**STATED PROBLEM:** Without the images, write out all of the following entries exactly.

(Stored records)
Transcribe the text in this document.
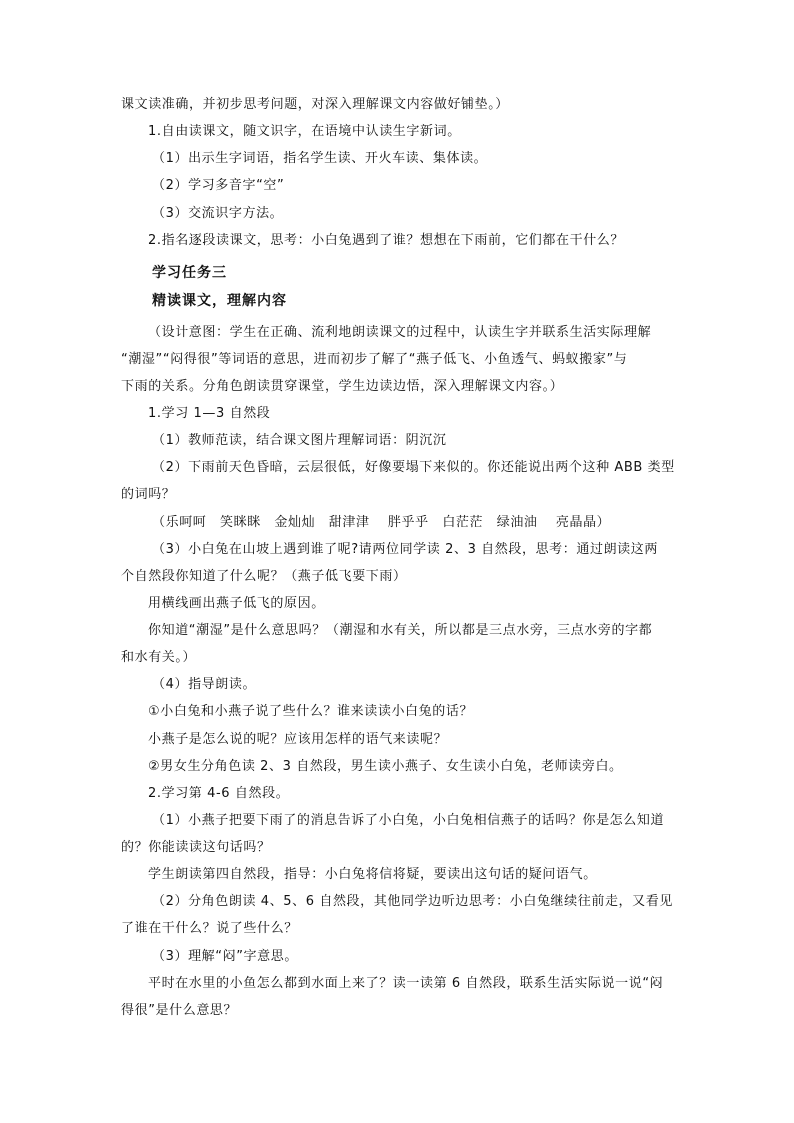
课文读准确，并初步思考问题，对深入理解课文内容做好铺垫。）
1.自由读课文，随文识字，在语境中认读生字新词。
（1）出示生字词语，指名学生读、开火车读、集体读。
（2）学习多音字“空”
（3）交流识字方法。
2.指名逐段读课文，思考：小白兔遇到了谁？想想在下雨前，它们都在干什么？
学习任务三
精读课文，理解内容
（设计意图：学生在正确、流利地朗读课文的过程中，认读生字并联系生活实际理解
“潮湿”“闷得很”等词语的意思，进而初步了解了“燕子低飞、小鱼透气、蚂蚁搬家”与
下雨的关系。分角色朗读贯穿课堂，学生边读边悟，深入理解课文内容。）
1.学习 1—3 自然段
（1）教师范读，结合课文图片理解词语：阴沉沉
（2）下雨前天色昏暗，云层很低，好像要塌下来似的。你还能说出两个这种 ABB 类型
的词吗？
（乐呵呵　笑眯眯　金灿灿　甜津津　 胖乎乎　白茫茫　绿油油　 亮晶晶）
（3）小白兔在山坡上遇到谁了呢?请两位同学读 2、3 自然段，思考：通过朗读这两
个自然段你知道了什么呢？（燕子低飞要下雨）
用横线画出燕子低飞的原因。
你知道“潮湿”是什么意思吗？（潮湿和水有关，所以都是三点水旁，三点水旁的字都
和水有关。）
（4）指导朗读。
①小白兔和小燕子说了些什么？谁来读读小白兔的话？
小燕子是怎么说的呢？应该用怎样的语气来读呢？
②男女生分角色读 2、3 自然段，男生读小燕子、女生读小白兔，老师读旁白。
2.学习第 4-6 自然段。
（1）小燕子把要下雨了的消息告诉了小白兔，小白兔相信燕子的话吗？你是怎么知道
的？你能读读这句话吗？
学生朗读第四自然段，指导：小白兔将信将疑，要读出这句话的疑问语气。
（2）分角色朗读 4、5、6 自然段，其他同学边听边思考：小白兔继续往前走，又看见
了谁在干什么？说了些什么？
（3）理解“闷”字意思。
平时在水里的小鱼怎么都到水面上来了？读一读第 6 自然段，联系生活实际说一说“闷
得很”是什么意思？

**ANSWER TO THE TASK:**
Transcribe the text in this document.
课文读准确，并初步思考问题，对深入理解课文内容做好铺垫。）
1.自由读课文，随文识字，在语境中认读生字新词。
（1）出示生字词语，指名学生读、开火车读、集体读。
（2）学习多音字“空”
（3）交流识字方法。
2.指名逐段读课文，思考：小白兔遇到了谁？想想在下雨前，它们都在干什么？
学习任务三
精读课文，理解内容
（设计意图：学生在正确、流利地朗读课文的过程中，认读生字并联系生活实际理解
“潮湿”“闷得很”等词语的意思，进而初步了解了“燕子低飞、小鱼透气、蚂蚁搬家”与
下雨的关系。分角色朗读贯穿课堂，学生边读边悟，深入理解课文内容。）
1.学习 1—3 自然段
（1）教师范读，结合课文图片理解词语：阴沉沉
（2）下雨前天色昏暗，云层很低，好像要塌下来似的。你还能说出两个这种 ABB 类型
的词吗？
（乐呵呵　笑眯眯　金灿灿　甜津津　 胖乎乎　白茫茫　绿油油　 亮晶晶）
（3）小白兔在山坡上遇到谁了呢?请两位同学读 2、3 自然段，思考：通过朗读这两
个自然段你知道了什么呢？（燕子低飞要下雨）
用横线画出燕子低飞的原因。
你知道“潮湿”是什么意思吗？（潮湿和水有关，所以都是三点水旁，三点水旁的字都
和水有关。）
（4）指导朗读。
①小白兔和小燕子说了些什么？谁来读读小白兔的话？
小燕子是怎么说的呢？应该用怎样的语气来读呢？
②男女生分角色读 2、3 自然段，男生读小燕子、女生读小白兔，老师读旁白。
2.学习第 4-6 自然段。
（1）小燕子把要下雨了的消息告诉了小白兔，小白兔相信燕子的话吗？你是怎么知道
的？你能读读这句话吗？
学生朗读第四自然段，指导：小白兔将信将疑，要读出这句话的疑问语气。
（2）分角色朗读 4、5、6 自然段，其他同学边听边思考：小白兔继续往前走，又看见
了谁在干什么？说了些什么？
（3）理解“闷”字意思。
平时在水里的小鱼怎么都到水面上来了？读一读第 6 自然段，联系生活实际说一说“闷
得很”是什么意思？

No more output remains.